Task to carry out:
Within the records below, find each line that holds the string "samples", then copy it.
======== Information supplied
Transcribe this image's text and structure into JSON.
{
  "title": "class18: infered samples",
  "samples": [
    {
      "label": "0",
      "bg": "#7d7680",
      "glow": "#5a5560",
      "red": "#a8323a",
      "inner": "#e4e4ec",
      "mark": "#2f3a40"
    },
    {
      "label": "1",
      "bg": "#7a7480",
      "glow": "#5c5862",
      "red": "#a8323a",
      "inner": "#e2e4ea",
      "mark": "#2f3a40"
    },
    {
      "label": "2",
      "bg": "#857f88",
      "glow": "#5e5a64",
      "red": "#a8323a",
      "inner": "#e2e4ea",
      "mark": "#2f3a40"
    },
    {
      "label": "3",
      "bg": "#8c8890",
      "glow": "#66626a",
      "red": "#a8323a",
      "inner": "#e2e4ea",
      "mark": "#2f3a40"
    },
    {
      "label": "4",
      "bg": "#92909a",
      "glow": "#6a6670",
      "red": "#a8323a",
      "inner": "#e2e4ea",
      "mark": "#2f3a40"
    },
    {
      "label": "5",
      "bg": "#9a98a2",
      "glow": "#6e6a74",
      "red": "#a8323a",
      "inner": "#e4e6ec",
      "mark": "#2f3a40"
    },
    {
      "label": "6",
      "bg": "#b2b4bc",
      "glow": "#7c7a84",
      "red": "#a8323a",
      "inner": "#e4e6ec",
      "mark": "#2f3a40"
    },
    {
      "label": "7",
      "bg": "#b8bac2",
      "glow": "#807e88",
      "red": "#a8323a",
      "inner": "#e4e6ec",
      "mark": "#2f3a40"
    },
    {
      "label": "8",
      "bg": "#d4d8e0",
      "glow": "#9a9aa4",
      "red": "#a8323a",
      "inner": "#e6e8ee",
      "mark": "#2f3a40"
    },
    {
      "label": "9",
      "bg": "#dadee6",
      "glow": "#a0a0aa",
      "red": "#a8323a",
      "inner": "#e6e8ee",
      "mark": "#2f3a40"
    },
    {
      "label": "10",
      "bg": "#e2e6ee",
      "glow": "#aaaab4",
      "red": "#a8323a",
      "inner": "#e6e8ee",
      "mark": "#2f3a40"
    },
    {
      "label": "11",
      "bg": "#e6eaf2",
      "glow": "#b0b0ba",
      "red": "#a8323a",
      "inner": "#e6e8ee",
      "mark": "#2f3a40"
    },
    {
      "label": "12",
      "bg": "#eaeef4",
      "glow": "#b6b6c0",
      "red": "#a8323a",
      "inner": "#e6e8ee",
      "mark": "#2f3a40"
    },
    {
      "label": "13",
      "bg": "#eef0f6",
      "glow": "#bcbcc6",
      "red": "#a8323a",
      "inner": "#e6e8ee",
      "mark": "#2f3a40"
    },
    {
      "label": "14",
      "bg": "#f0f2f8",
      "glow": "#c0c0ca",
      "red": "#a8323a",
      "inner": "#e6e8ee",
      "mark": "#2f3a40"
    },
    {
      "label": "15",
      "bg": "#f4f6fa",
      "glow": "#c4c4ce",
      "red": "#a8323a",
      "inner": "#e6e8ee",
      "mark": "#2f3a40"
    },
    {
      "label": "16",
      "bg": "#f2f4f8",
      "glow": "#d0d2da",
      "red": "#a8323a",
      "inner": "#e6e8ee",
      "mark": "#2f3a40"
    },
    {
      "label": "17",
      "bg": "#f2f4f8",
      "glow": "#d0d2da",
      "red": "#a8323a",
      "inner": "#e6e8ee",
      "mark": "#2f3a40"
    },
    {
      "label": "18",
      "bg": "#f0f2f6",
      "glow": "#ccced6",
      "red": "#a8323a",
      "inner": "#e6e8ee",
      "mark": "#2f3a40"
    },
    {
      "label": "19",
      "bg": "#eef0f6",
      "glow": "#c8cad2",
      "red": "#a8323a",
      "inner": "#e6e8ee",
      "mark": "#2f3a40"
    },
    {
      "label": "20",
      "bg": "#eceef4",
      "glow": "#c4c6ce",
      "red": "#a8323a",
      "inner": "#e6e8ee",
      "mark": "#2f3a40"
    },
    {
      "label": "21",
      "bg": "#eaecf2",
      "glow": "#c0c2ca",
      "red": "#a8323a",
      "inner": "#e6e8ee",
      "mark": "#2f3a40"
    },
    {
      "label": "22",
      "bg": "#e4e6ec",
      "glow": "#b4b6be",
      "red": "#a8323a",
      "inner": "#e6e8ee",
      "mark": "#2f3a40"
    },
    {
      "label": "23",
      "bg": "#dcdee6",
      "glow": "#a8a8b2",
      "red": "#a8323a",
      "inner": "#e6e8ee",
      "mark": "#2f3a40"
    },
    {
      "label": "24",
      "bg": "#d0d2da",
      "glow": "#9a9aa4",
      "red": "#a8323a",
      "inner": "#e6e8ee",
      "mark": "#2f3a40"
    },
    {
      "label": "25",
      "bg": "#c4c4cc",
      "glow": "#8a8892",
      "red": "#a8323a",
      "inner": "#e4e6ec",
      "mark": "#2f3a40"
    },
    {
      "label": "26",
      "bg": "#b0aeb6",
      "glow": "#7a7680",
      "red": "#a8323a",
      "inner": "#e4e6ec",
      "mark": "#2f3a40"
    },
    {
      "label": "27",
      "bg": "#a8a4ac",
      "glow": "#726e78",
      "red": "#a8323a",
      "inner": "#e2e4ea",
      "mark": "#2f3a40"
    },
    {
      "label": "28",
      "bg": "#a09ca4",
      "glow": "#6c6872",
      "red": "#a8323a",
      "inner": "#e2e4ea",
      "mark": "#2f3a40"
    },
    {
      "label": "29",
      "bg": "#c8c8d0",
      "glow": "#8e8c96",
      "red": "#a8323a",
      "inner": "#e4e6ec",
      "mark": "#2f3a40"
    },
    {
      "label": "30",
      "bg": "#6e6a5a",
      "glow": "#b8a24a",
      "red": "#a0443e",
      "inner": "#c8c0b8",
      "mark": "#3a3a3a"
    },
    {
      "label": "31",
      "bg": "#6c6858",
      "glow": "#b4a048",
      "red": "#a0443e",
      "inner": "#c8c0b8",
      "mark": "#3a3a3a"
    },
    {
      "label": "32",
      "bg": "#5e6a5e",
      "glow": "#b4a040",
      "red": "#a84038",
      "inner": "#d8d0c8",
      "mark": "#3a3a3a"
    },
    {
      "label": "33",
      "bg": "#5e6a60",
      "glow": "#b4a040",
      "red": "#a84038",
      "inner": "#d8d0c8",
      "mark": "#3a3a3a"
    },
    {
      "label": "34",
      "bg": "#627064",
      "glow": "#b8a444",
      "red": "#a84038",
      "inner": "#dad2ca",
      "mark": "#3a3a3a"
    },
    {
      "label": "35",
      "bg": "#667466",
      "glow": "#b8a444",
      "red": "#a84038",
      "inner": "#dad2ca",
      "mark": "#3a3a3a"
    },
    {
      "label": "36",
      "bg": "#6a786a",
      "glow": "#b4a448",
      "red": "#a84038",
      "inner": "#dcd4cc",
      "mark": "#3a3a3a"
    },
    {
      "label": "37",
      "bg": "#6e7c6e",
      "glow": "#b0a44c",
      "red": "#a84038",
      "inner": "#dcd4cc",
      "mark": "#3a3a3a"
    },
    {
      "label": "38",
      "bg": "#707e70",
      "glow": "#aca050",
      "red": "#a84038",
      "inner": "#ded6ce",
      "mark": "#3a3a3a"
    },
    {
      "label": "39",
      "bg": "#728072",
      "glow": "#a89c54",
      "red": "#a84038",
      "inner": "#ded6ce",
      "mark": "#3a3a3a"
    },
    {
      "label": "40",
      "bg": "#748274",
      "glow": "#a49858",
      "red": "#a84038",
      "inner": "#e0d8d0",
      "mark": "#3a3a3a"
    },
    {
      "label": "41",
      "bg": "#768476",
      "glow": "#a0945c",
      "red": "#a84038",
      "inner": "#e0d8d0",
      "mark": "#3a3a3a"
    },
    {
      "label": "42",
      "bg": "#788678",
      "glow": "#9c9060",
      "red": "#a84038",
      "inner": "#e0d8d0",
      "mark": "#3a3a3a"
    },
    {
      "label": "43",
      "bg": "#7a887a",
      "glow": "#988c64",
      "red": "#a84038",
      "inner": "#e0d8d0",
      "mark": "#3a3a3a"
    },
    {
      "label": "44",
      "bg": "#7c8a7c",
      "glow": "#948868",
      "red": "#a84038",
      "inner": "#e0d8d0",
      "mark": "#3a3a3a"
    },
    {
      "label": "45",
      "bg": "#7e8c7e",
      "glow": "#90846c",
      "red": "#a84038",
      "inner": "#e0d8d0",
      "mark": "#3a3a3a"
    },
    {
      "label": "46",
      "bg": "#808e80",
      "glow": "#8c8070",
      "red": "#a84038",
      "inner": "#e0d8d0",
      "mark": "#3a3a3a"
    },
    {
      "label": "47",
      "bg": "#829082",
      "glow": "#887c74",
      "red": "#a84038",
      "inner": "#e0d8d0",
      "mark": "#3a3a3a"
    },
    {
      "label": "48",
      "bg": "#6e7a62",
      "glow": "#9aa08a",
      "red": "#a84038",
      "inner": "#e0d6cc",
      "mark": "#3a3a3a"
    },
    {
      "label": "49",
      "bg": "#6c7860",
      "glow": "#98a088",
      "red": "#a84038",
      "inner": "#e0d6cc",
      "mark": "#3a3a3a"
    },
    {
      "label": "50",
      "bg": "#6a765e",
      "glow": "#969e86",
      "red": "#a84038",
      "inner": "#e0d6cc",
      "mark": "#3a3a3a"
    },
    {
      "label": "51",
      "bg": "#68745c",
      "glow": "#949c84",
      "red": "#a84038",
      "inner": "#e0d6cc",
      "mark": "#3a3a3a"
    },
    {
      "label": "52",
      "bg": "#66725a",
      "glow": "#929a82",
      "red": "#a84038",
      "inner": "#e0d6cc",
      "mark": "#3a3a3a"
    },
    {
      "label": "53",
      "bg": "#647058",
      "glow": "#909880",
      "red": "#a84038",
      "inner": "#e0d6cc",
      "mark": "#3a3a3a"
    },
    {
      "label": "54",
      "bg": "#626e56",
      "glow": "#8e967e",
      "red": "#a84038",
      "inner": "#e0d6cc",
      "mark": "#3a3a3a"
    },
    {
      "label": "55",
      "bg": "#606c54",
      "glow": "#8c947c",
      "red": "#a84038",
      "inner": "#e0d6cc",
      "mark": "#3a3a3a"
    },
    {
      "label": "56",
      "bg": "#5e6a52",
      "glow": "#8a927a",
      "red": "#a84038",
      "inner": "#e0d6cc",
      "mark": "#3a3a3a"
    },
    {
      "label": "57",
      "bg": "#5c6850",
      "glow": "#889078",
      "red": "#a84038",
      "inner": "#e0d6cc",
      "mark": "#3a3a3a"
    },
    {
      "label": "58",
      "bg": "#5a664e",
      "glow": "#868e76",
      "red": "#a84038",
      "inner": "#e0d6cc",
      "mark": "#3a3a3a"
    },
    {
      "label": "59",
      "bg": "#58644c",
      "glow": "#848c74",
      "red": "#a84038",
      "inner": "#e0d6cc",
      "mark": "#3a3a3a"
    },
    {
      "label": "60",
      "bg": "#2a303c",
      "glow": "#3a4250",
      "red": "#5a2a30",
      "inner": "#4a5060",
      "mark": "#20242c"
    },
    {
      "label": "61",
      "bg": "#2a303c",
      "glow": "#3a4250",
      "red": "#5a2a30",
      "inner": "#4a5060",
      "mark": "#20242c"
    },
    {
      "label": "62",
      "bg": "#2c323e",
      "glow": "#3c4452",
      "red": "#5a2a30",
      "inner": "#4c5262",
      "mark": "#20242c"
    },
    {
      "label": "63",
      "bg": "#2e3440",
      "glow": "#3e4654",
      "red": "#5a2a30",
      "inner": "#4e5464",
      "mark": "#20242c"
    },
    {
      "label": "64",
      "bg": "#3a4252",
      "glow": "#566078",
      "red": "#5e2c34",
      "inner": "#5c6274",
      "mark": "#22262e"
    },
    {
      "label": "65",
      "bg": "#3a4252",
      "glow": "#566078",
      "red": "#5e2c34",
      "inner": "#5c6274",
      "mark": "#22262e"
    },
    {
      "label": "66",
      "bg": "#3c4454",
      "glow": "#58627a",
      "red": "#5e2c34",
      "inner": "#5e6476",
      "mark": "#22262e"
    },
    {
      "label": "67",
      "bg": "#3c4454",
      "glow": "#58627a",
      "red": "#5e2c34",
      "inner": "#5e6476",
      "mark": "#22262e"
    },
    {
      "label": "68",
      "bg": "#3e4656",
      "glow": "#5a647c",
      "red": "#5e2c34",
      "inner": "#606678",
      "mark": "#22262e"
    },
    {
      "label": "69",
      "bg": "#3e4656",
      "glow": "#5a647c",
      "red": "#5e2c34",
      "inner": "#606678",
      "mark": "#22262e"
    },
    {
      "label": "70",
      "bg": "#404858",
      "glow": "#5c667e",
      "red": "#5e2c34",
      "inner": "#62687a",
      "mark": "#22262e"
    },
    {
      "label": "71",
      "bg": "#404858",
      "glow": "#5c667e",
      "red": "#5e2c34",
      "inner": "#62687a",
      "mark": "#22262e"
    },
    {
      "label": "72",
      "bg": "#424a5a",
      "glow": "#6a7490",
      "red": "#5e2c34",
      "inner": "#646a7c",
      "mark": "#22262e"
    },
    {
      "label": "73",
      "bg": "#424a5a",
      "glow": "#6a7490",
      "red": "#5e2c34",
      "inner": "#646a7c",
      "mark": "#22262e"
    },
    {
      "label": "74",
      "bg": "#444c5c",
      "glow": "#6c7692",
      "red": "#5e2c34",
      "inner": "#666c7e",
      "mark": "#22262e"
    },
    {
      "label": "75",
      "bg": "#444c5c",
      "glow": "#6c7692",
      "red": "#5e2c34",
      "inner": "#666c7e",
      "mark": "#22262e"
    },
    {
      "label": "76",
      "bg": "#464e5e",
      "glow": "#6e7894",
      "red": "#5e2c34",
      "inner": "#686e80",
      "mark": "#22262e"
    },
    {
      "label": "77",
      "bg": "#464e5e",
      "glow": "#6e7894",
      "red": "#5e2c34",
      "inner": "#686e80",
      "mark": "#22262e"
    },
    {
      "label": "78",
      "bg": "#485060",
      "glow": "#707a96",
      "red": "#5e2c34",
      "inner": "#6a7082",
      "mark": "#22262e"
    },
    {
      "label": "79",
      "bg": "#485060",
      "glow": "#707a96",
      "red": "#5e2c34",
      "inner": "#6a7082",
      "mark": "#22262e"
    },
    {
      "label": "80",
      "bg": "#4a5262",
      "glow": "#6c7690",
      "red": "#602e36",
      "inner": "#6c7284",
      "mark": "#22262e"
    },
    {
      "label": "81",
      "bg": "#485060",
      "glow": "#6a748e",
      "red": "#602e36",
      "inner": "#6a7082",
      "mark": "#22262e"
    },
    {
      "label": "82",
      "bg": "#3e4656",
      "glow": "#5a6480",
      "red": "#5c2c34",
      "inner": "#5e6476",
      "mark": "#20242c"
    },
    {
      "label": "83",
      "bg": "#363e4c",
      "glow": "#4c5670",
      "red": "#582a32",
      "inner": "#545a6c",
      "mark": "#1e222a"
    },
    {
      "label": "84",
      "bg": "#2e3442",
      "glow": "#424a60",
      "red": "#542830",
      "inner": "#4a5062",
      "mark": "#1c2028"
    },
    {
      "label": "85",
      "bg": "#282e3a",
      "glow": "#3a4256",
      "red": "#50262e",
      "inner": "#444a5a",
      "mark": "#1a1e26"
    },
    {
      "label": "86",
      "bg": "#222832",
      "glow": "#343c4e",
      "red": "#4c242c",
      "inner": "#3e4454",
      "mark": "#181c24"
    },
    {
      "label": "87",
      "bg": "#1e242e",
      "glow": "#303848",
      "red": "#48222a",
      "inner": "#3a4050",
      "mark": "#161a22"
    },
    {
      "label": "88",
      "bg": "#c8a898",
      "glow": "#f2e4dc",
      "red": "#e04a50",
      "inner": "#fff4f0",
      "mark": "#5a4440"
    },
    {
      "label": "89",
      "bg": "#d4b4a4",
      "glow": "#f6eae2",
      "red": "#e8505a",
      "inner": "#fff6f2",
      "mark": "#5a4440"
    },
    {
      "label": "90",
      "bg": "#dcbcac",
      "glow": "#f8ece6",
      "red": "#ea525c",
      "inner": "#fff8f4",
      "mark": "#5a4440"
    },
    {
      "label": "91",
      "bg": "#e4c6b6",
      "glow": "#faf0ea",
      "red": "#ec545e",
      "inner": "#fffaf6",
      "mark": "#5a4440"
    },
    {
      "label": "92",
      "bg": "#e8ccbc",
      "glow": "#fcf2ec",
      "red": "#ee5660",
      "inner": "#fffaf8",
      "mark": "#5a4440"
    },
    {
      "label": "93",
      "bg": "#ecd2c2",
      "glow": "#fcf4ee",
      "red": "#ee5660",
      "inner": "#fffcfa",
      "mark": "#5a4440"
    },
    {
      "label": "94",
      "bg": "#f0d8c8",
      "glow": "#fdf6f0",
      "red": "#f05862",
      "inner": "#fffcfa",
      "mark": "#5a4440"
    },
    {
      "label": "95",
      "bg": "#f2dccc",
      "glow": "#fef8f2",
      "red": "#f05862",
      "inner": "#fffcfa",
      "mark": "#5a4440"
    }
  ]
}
================
Answer to this exercise:
  "title": "class18: infered samples",
  "samples": [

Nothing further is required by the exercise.